DIRECTIVE — The records that follow must be reproduced in full, exactly as written.

[Records about charts and figures]
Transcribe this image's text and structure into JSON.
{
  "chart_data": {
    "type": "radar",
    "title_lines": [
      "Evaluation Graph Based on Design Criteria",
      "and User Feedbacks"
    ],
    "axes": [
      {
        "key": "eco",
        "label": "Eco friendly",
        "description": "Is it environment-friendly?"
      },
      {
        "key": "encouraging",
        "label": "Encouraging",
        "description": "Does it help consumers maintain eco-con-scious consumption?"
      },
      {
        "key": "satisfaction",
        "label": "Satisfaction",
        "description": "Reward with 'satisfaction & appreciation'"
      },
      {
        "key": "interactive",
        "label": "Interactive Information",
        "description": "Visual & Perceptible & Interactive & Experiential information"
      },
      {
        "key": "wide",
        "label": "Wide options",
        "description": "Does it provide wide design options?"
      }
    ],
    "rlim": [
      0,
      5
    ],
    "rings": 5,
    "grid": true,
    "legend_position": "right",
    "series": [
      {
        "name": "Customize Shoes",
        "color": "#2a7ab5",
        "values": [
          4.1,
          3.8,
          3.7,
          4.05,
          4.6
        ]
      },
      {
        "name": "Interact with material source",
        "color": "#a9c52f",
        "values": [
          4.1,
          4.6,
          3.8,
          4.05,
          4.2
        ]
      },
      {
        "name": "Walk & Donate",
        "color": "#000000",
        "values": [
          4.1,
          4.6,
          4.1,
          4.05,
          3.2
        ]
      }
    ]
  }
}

RESULT —
Transcribe this image's text and structure into JSON.
{
  "chart_data": {
    "type": "radar",
    "title_lines": [
      "Evaluation Graph Based on Design Criteria",
      "and User Feedbacks"
    ],
    "axes": [
      {
        "key": "eco",
        "label": "Eco friendly",
        "description": "Is it environment-friendly?"
      },
      {
        "key": "encouraging",
        "label": "Encouraging",
        "description": "Does it help consumers maintain eco-con-scious consumption?"
      },
      {
        "key": "satisfaction",
        "label": "Satisfaction",
        "description": "Reward with 'satisfaction & appreciation'"
      },
      {
        "key": "interactive",
        "label": "Interactive Information",
        "description": "Visual & Perceptible & Interactive & Experiential information"
      },
      {
        "key": "wide",
        "label": "Wide options",
        "description": "Does it provide wide design options?"
      }
    ],
    "rlim": [
      0,
      5
    ],
    "rings": 5,
    "grid": true,
    "legend_position": "right",
    "series": [
      {
        "name": "Customize Shoes",
        "color": "#2a7ab5",
        "values": [
          4.1,
          3.8,
          3.7,
          4.05,
          4.6
        ]
      },
      {
        "name": "Interact with material source",
        "color": "#a9c52f",
        "values": [
          4.1,
          4.6,
          3.8,
          4.05,
          4.2
        ]
      },
      {
        "name": "Walk & Donate",
        "color": "#000000",
        "values": [
          4.1,
          4.6,
          4.1,
          4.05,
          3.2
        ]
      }
    ]
  }
}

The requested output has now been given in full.